Exercise details: Pictures in the records should not be copied, but every other part must be repeated exactly.

>>>>>

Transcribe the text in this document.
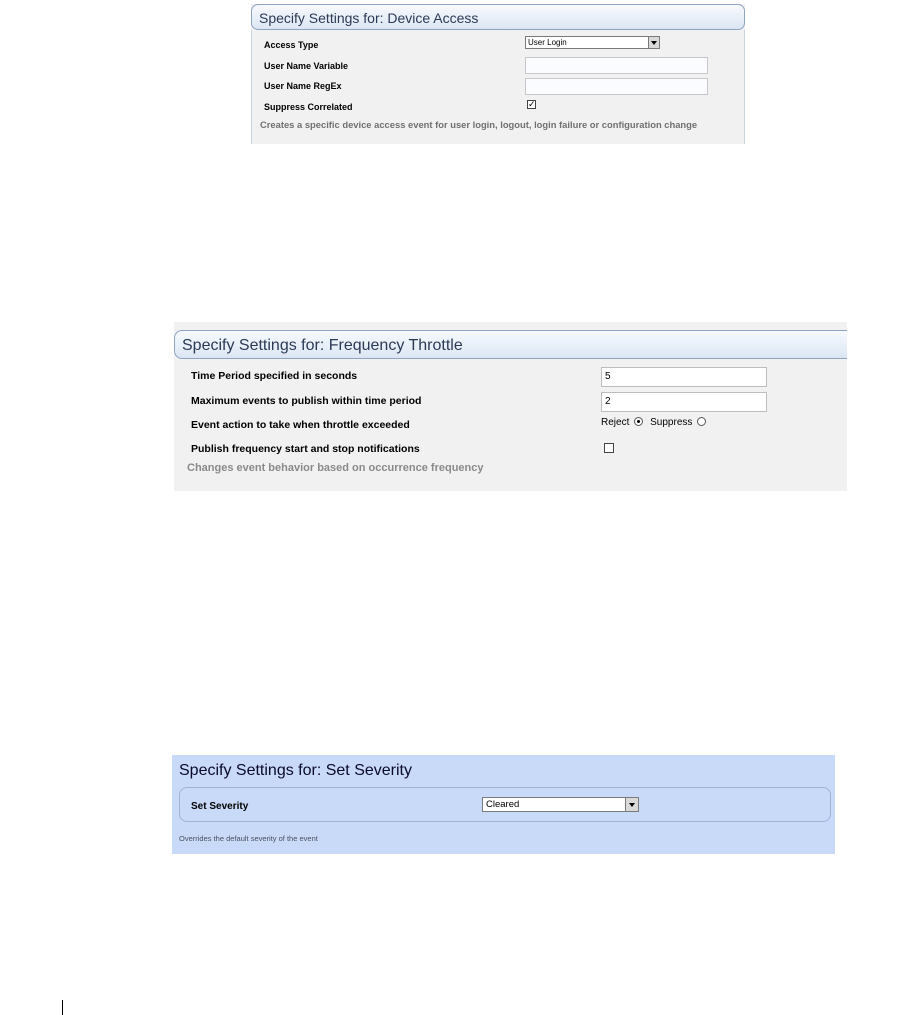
Specify Settings for: Device Access
Access Type	User Login
User Name Variable
User Name RegEx
Suppress Correlated	✓
Creates a specific device access event for user login, logout, login failure or configuration change
Specify Settings for: Frequency Throttle
Time Period specified in seconds	5
Maximum events to publish within time period	2
Event action to take when throttle exceeded	Reject Suppress
Publish frequency start and stop notifications
Changes event behavior based on occurrence frequency
Specify Settings for: Set Severity
Set Severity	Cleared
Overrides the default severity of the event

<<<<<

Solution below:
Transcribe the text in this document.
Specify Settings for: Device Access
Access Type	User Login
User Name Variable
User Name RegEx
Suppress Correlated	✓
Creates a specific device access event for user login, logout, login failure or configuration change
Specify Settings for: Frequency Throttle
Time Period specified in seconds	5
Maximum events to publish within time period	2
Event action to take when throttle exceeded	Reject Suppress
Publish frequency start and stop notifications
Changes event behavior based on occurrence frequency
Specify Settings for: Set Severity
Set Severity	Cleared
Overrides the default severity of the event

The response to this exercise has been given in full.